= Exercise =
Report how many lines contain "Chinese". The answer is a single number.

---*---

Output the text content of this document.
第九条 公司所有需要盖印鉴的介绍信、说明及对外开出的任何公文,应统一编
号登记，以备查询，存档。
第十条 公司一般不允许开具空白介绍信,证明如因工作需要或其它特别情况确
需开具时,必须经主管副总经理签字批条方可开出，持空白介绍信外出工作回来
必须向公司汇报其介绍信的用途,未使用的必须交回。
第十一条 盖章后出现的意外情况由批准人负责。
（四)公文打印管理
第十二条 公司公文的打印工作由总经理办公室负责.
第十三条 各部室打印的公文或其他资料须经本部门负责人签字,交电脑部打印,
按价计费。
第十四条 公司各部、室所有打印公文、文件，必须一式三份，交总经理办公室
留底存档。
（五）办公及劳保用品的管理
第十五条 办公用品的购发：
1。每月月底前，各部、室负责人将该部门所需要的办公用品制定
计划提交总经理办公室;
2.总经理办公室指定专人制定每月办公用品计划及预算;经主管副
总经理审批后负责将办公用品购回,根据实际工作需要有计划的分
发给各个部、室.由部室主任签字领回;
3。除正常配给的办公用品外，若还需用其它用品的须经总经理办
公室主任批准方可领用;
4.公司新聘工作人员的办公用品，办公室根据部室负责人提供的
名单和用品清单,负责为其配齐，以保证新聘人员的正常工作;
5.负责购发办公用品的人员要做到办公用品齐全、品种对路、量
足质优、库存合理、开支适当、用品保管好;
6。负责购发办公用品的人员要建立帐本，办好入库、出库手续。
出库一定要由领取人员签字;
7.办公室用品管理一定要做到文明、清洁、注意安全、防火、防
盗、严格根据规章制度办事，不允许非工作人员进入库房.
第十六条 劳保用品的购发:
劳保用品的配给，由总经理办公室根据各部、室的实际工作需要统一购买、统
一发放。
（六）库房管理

---*---

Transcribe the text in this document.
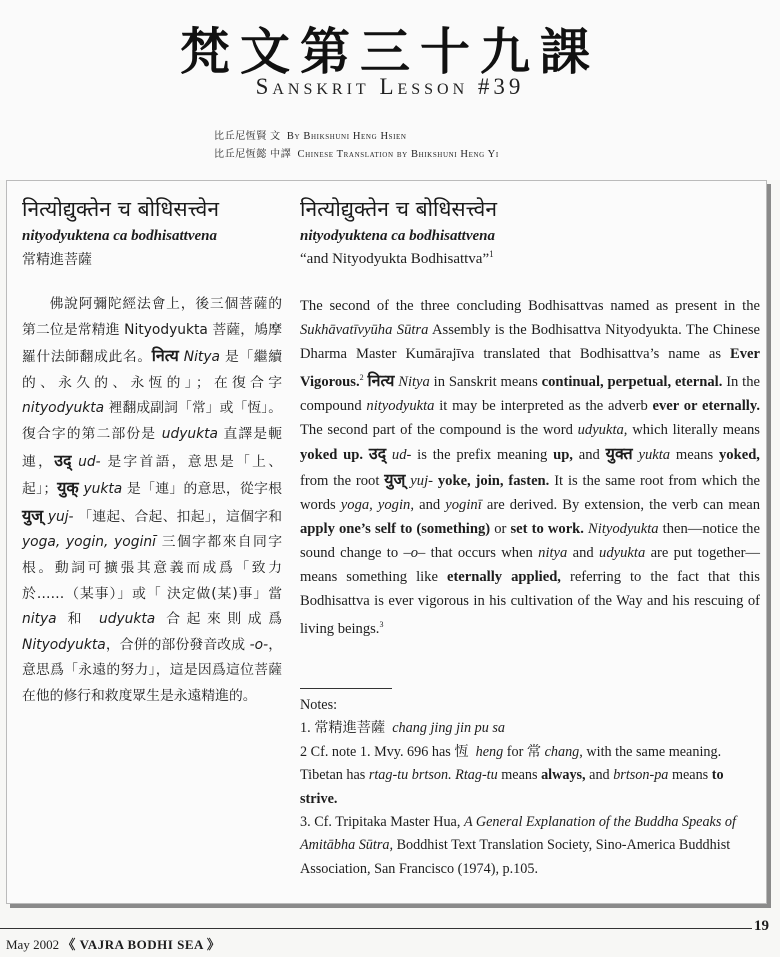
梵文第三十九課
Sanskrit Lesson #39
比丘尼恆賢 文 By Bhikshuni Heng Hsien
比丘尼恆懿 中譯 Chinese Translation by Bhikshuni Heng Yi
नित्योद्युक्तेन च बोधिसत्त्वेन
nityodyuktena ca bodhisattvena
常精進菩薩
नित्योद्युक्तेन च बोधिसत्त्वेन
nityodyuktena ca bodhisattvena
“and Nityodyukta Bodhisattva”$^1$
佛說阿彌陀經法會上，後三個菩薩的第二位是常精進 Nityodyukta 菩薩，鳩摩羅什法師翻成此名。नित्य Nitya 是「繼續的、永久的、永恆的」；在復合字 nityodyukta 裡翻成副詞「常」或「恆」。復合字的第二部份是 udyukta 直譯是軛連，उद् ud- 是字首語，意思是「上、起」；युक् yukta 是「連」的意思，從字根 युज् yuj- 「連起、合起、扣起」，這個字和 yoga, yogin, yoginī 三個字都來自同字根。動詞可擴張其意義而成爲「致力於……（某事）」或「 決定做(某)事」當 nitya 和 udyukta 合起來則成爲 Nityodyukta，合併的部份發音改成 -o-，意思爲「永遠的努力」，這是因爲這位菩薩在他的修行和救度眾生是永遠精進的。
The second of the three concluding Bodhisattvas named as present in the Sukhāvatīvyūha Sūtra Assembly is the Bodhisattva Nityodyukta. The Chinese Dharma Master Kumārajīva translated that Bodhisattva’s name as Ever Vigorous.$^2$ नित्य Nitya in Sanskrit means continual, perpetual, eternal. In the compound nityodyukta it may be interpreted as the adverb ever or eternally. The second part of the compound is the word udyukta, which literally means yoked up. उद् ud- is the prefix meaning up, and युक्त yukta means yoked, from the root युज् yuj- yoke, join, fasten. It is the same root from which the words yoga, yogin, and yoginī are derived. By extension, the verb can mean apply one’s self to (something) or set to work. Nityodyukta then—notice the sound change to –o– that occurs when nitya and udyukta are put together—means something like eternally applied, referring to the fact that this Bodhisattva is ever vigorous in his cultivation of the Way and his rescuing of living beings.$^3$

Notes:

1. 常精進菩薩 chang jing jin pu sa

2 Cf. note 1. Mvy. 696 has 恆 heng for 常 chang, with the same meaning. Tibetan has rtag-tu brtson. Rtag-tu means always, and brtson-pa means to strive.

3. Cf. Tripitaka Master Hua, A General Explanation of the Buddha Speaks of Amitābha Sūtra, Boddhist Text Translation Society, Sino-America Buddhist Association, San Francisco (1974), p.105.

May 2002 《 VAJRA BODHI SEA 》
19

---*---

= Task response =
2